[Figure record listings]
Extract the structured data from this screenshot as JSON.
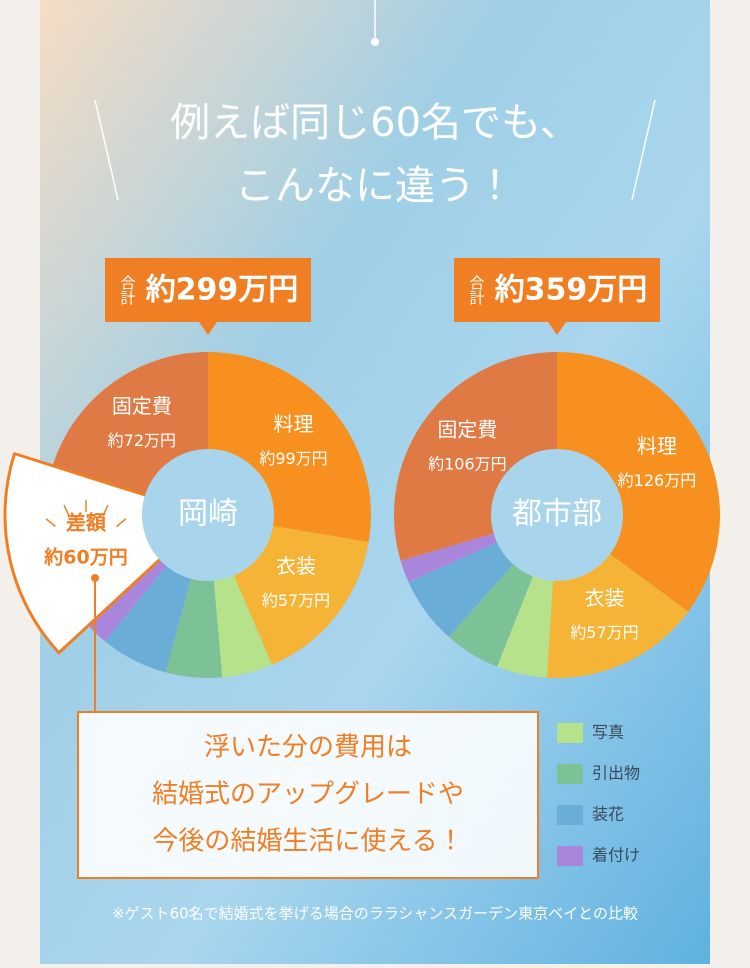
{
  "header": {
    "line1": "例えば同じ60名でも、",
    "line2": "こんなに違う！"
  },
  "chart_data": [
    {
      "type": "pie",
      "center_label": "岡崎",
      "total_prefix": "合計",
      "total_label": "約299万円",
      "categories": [
        "料理",
        "衣装",
        null,
        null,
        null,
        null,
        "固定費"
      ],
      "values": [
        99,
        57,
        18,
        20,
        24,
        8,
        72
      ],
      "value_labels": [
        "約99万円",
        "約57万円",
        null,
        null,
        null,
        null,
        "約72万円"
      ],
      "colors": [
        "#f7901e",
        "#f5b436",
        "#b5e28a",
        "#7dc196",
        "#6aaed8",
        "#a986dc",
        "#e07a45"
      ],
      "difference": {
        "label": "差額",
        "value": 60,
        "value_label": "約60万円"
      }
    },
    {
      "type": "pie",
      "center_label": "都市部",
      "total_prefix": "合計",
      "total_label": "約359万円",
      "categories": [
        "料理",
        "衣装",
        null,
        null,
        null,
        null,
        "固定費"
      ],
      "values": [
        126,
        57,
        18,
        20,
        24,
        8,
        106
      ],
      "value_labels": [
        "約126万円",
        "約57万円",
        null,
        null,
        null,
        null,
        "約106万円"
      ],
      "colors": [
        "#f7901e",
        "#f5b436",
        "#b5e28a",
        "#7dc196",
        "#6aaed8",
        "#a986dc",
        "#e07a45"
      ]
    }
  ],
  "legend": [
    {
      "name": "写真",
      "color": "#b5e28a"
    },
    {
      "name": "引出物",
      "color": "#7dc196"
    },
    {
      "name": "装花",
      "color": "#6aaed8"
    },
    {
      "name": "着付け",
      "color": "#a986dc"
    }
  ],
  "message": [
    "浮いた分の費用は",
    "結婚式のアップグレードや",
    "今後の結婚生活に使える！"
  ],
  "footnote": "※ゲスト60名で結婚式を挙げる場合のララシャンスガーデン東京ベイとの比較"
}
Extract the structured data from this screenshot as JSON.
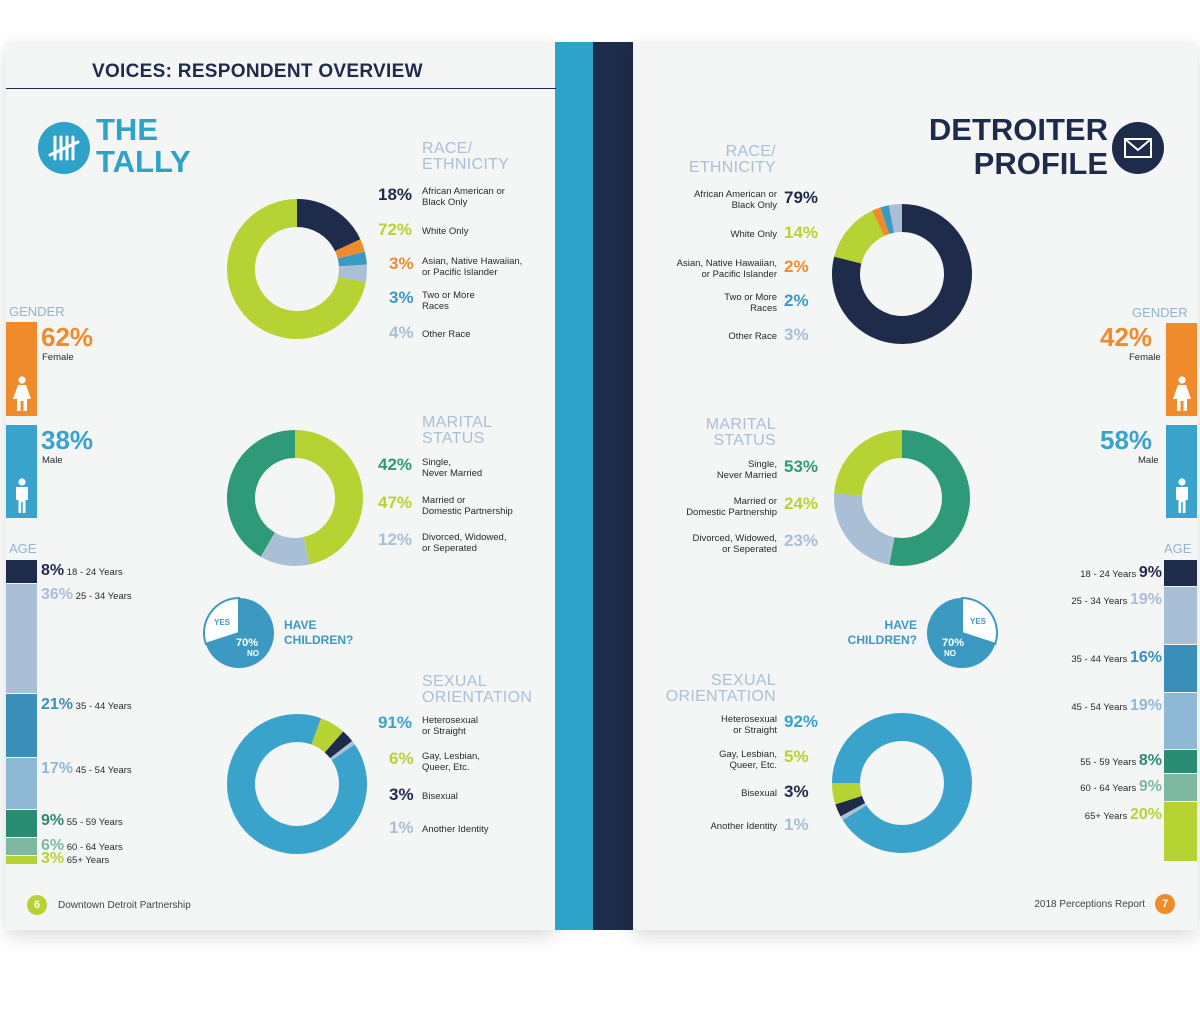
{
  "colors": {
    "navy": "#1f2b4b",
    "lime": "#b7d333",
    "orange": "#f08b2c",
    "mid_blue": "#3c9ac2",
    "light_blue": "#a9bfd6",
    "teal": "#2f9a78",
    "sky": "#3aa3cc",
    "age1": "#1f2b4b",
    "age2": "#a9bfd6",
    "age3": "#3a8fb8",
    "age4": "#8fb8d4",
    "age5": "#2a8c73",
    "age6": "#7fb8a0",
    "age7": "#b7d333"
  },
  "left": {
    "header": "VOICES: RESPONDENT OVERVIEW",
    "title_line1": "THE",
    "title_line2": "TALLY",
    "title_icon": "tally-marks-icon",
    "race": {
      "title_line1": "RACE/",
      "title_line2": "ETHNICITY",
      "items": [
        {
          "pct": "18%",
          "label1": "African American or",
          "label2": "Black Only",
          "value": 18,
          "color": "#1f2b4b"
        },
        {
          "pct": "72%",
          "label1": "White Only",
          "label2": "",
          "value": 72,
          "color": "#b7d333"
        },
        {
          "pct": "3%",
          "label1": "Asian, Native Hawaiian,",
          "label2": "or Pacific Islander",
          "value": 3,
          "color": "#f08b2c"
        },
        {
          "pct": "3%",
          "label1": "Two or More",
          "label2": "Races",
          "value": 3,
          "color": "#3c9ac2"
        },
        {
          "pct": "4%",
          "label1": "Other Race",
          "label2": "",
          "value": 4,
          "color": "#a9bfd6"
        }
      ]
    },
    "marital": {
      "title_line1": "MARITAL",
      "title_line2": "STATUS",
      "items": [
        {
          "pct": "42%",
          "label1": "Single,",
          "label2": "Never Married",
          "value": 42,
          "color": "#2f9a78"
        },
        {
          "pct": "47%",
          "label1": "Married or",
          "label2": "Domestic Partnership",
          "value": 47,
          "color": "#b7d333"
        },
        {
          "pct": "12%",
          "label1": "Divorced, Widowed,",
          "label2": "or Seperated",
          "value": 12,
          "color": "#a9bfd6"
        }
      ]
    },
    "sexual": {
      "title_line1": "SEXUAL",
      "title_line2": "ORIENTATION",
      "items": [
        {
          "pct": "91%",
          "label1": "Heterosexual",
          "label2": "or Straight",
          "value": 91,
          "color": "#3aa3cc"
        },
        {
          "pct": "6%",
          "label1": "Gay, Lesbian,",
          "label2": "Queer, Etc.",
          "value": 6,
          "color": "#b7d333"
        },
        {
          "pct": "3%",
          "label1": "Bisexual",
          "label2": "",
          "value": 3,
          "color": "#1f2b4b"
        },
        {
          "pct": "1%",
          "label1": "Another Identity",
          "label2": "",
          "value": 1,
          "color": "#a9bfd6"
        }
      ]
    },
    "children": {
      "q1": "HAVE",
      "q2": "CHILDREN?",
      "yes": "YES",
      "no_pct": "70%",
      "no": "NO",
      "yes_value": 30
    },
    "gender": {
      "title": "GENDER",
      "female_pct": "62%",
      "female": "Female",
      "male_pct": "38%",
      "male": "Male",
      "female_value": 62,
      "male_value": 38
    },
    "age": {
      "title": "AGE",
      "items": [
        {
          "pct": "8%",
          "label": "18 - 24 Years",
          "value": 8
        },
        {
          "pct": "36%",
          "label": "25 - 34 Years",
          "value": 36
        },
        {
          "pct": "21%",
          "label": "35 - 44 Years",
          "value": 21
        },
        {
          "pct": "17%",
          "label": "45 - 54 Years",
          "value": 17
        },
        {
          "pct": "9%",
          "label": "55 - 59 Years",
          "value": 9
        },
        {
          "pct": "6%",
          "label": "60 - 64 Years",
          "value": 6
        },
        {
          "pct": "3%",
          "label": "65+ Years",
          "value": 3
        }
      ]
    },
    "footer": {
      "page": "6",
      "text": "Downtown Detroit Partnership"
    }
  },
  "right": {
    "title_line1": "DETROITER",
    "title_line2": "PROFILE",
    "title_icon": "envelope-icon",
    "race": {
      "title_line1": "RACE/",
      "title_line2": "ETHNICITY",
      "items": [
        {
          "pct": "79%",
          "label1": "African American or",
          "label2": "Black Only",
          "value": 79,
          "color": "#1f2b4b"
        },
        {
          "pct": "14%",
          "label1": "White Only",
          "label2": "",
          "value": 14,
          "color": "#b7d333"
        },
        {
          "pct": "2%",
          "label1": "Asian, Native Hawaiian,",
          "label2": "or Pacific Islander",
          "value": 2,
          "color": "#f08b2c"
        },
        {
          "pct": "2%",
          "label1": "Two or More",
          "label2": "Races",
          "value": 2,
          "color": "#3c9ac2"
        },
        {
          "pct": "3%",
          "label1": "Other Race",
          "label2": "",
          "value": 3,
          "color": "#a9bfd6"
        }
      ]
    },
    "marital": {
      "title_line1": "MARITAL",
      "title_line2": "STATUS",
      "items": [
        {
          "pct": "53%",
          "label1": "Single,",
          "label2": "Never Married",
          "value": 53,
          "color": "#2f9a78"
        },
        {
          "pct": "24%",
          "label1": "Married or",
          "label2": "Domestic Partnership",
          "value": 24,
          "color": "#b7d333"
        },
        {
          "pct": "23%",
          "label1": "Divorced, Widowed,",
          "label2": "or Seperated",
          "value": 23,
          "color": "#a9bfd6"
        }
      ]
    },
    "sexual": {
      "title_line1": "SEXUAL",
      "title_line2": "ORIENTATION",
      "items": [
        {
          "pct": "92%",
          "label1": "Heterosexual",
          "label2": "or Straight",
          "value": 92,
          "color": "#3aa3cc"
        },
        {
          "pct": "5%",
          "label1": "Gay, Lesbian,",
          "label2": "Queer, Etc.",
          "value": 5,
          "color": "#b7d333"
        },
        {
          "pct": "3%",
          "label1": "Bisexual",
          "label2": "",
          "value": 3,
          "color": "#1f2b4b"
        },
        {
          "pct": "1%",
          "label1": "Another Identity",
          "label2": "",
          "value": 1,
          "color": "#a9bfd6"
        }
      ]
    },
    "children": {
      "q1": "HAVE",
      "q2": "CHILDREN?",
      "yes": "YES",
      "no_pct": "70%",
      "no": "NO",
      "yes_value": 30
    },
    "gender": {
      "title": "GENDER",
      "female_pct": "42%",
      "female": "Female",
      "male_pct": "58%",
      "male": "Male",
      "female_value": 42,
      "male_value": 58
    },
    "age": {
      "title": "AGE",
      "items": [
        {
          "pct": "9%",
          "label": "18 - 24 Years",
          "value": 9
        },
        {
          "pct": "19%",
          "label": "25 - 34 Years",
          "value": 19
        },
        {
          "pct": "16%",
          "label": "35 - 44 Years",
          "value": 16
        },
        {
          "pct": "19%",
          "label": "45 - 54 Years",
          "value": 19
        },
        {
          "pct": "8%",
          "label": "55 - 59 Years",
          "value": 8
        },
        {
          "pct": "9%",
          "label": "60 - 64 Years",
          "value": 9
        },
        {
          "pct": "20%",
          "label": "65+ Years",
          "value": 20
        }
      ]
    },
    "footer": {
      "page": "7",
      "text": "2018 Perceptions Report"
    }
  }
}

— TASK DETAILS —
Review the material and copy each line in which the word "icon" appears.

— FINAL ANSWER —
    "title_icon": "tally-marks-icon",
    "title_icon": "envelope-icon",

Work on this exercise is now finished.